Data to process:
◇ ◇ ◇

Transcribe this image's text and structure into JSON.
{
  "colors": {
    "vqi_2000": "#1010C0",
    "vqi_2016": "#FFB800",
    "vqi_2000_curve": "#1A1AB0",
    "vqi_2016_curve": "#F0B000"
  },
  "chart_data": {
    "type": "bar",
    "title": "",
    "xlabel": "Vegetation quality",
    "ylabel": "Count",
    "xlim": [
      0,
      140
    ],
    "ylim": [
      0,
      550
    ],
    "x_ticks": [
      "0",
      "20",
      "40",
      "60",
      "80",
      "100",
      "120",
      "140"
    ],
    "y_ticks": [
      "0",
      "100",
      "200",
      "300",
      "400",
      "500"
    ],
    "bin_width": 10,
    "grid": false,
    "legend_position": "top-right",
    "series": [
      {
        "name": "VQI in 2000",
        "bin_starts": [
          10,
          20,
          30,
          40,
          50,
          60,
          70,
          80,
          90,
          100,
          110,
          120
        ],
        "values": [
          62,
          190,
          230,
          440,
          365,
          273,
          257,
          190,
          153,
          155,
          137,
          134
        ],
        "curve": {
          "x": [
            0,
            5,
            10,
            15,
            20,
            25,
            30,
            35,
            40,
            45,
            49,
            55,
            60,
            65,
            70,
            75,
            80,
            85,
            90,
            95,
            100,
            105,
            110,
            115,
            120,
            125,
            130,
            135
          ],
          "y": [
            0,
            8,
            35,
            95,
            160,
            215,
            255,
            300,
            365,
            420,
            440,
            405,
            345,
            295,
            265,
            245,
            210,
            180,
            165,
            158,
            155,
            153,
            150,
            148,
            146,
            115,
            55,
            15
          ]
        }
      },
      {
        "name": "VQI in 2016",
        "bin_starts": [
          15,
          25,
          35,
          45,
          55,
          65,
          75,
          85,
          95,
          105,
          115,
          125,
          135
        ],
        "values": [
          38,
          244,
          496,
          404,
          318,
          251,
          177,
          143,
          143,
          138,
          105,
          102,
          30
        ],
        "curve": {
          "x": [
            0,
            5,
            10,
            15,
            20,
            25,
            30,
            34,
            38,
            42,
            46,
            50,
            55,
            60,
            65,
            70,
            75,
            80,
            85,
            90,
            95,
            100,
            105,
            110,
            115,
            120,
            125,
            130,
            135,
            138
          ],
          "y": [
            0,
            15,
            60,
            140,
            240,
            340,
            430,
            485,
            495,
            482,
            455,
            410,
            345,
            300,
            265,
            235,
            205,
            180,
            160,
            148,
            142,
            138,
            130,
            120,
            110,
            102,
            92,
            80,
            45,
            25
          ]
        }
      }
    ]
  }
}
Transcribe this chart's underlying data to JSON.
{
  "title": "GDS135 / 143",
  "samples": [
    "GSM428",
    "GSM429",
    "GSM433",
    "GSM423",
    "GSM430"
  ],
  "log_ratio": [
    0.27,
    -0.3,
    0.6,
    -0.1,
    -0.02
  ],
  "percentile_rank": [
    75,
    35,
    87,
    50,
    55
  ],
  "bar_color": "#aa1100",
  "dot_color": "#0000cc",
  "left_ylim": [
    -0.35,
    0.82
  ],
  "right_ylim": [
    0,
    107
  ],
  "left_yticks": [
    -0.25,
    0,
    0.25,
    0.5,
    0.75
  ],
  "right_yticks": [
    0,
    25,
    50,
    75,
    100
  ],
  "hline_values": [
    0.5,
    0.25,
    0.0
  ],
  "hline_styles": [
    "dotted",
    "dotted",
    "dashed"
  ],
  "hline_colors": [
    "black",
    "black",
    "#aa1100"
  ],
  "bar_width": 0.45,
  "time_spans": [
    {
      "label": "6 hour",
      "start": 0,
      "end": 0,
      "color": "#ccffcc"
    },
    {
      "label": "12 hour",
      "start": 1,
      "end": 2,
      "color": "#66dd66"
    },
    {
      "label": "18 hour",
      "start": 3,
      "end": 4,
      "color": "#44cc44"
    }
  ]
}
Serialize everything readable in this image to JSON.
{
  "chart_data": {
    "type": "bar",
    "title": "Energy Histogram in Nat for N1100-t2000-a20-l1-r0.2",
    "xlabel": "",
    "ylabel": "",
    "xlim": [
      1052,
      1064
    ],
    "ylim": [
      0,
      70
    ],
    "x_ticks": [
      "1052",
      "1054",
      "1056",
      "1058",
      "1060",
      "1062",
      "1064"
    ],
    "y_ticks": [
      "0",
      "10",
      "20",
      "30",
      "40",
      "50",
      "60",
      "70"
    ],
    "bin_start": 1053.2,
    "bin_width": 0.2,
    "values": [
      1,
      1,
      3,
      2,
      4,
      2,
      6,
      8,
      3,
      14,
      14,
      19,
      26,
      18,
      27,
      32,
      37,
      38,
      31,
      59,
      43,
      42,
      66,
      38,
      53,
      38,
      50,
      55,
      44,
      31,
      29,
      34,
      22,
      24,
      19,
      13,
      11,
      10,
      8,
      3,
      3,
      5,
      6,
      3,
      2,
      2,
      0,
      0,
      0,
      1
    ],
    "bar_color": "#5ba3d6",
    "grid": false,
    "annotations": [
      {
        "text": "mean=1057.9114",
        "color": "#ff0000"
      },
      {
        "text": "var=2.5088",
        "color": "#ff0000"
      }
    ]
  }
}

◇ ◇ ◇

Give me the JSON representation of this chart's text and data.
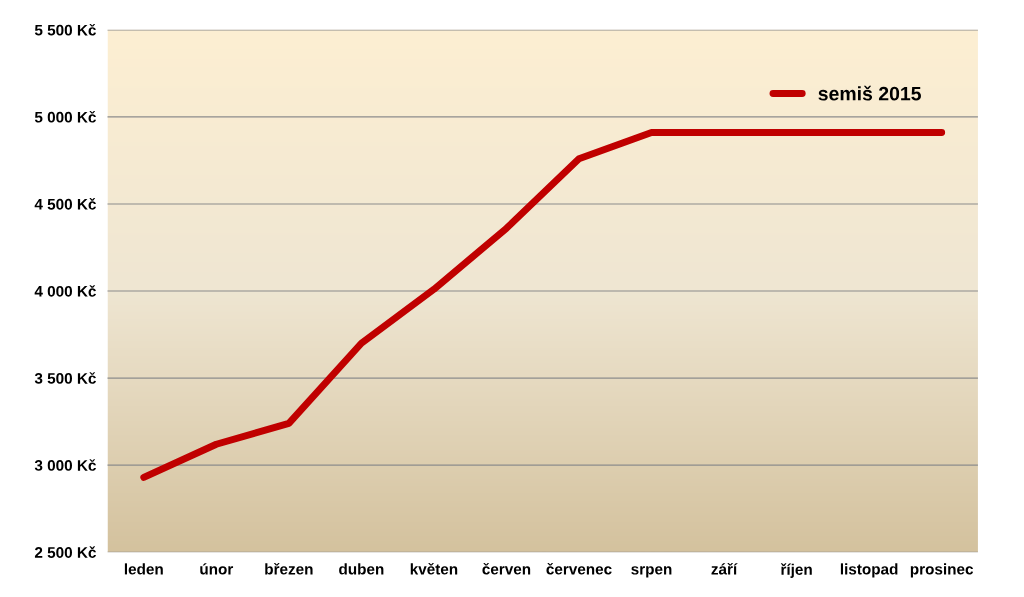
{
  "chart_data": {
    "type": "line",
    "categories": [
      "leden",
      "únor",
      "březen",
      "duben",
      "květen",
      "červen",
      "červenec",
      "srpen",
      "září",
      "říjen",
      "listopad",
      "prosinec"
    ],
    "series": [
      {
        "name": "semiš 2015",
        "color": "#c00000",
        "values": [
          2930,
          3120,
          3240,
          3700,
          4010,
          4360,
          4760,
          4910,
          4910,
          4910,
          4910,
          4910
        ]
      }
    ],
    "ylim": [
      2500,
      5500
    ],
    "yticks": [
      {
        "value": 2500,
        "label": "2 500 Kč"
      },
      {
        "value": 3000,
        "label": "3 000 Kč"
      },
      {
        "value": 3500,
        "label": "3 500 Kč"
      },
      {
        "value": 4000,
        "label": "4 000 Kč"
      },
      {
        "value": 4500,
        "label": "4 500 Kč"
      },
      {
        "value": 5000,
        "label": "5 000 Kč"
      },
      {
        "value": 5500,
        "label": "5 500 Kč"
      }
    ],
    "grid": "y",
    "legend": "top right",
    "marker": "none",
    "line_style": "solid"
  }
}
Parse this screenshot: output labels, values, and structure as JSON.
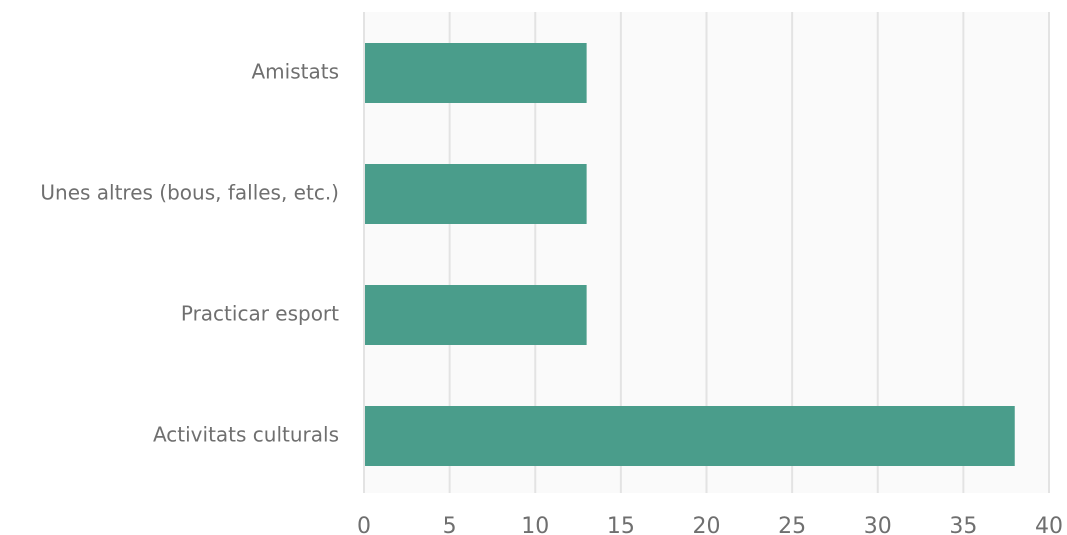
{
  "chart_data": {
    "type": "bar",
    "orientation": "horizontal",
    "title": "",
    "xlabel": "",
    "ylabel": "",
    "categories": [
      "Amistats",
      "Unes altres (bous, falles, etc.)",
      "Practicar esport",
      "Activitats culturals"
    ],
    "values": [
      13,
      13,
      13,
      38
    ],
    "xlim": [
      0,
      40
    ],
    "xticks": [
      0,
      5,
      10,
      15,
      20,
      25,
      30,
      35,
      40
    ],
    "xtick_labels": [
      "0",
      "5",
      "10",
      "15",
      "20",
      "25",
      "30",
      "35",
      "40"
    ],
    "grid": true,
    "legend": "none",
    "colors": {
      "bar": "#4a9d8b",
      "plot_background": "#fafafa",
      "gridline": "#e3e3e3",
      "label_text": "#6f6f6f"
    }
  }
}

◇ ◇ ◇

What the task asks: Find the lines above that include the string "JSON" and copy them.

Written reply:
Transcribe this image's text and structure into JSON.
Transcribe this chart's underlying data to JSON.
Serialize everything readable in this image to JSON.
Give me the JSON representation of this chart's text and data.
Parse this screenshot: output labels, values, and structure as JSON.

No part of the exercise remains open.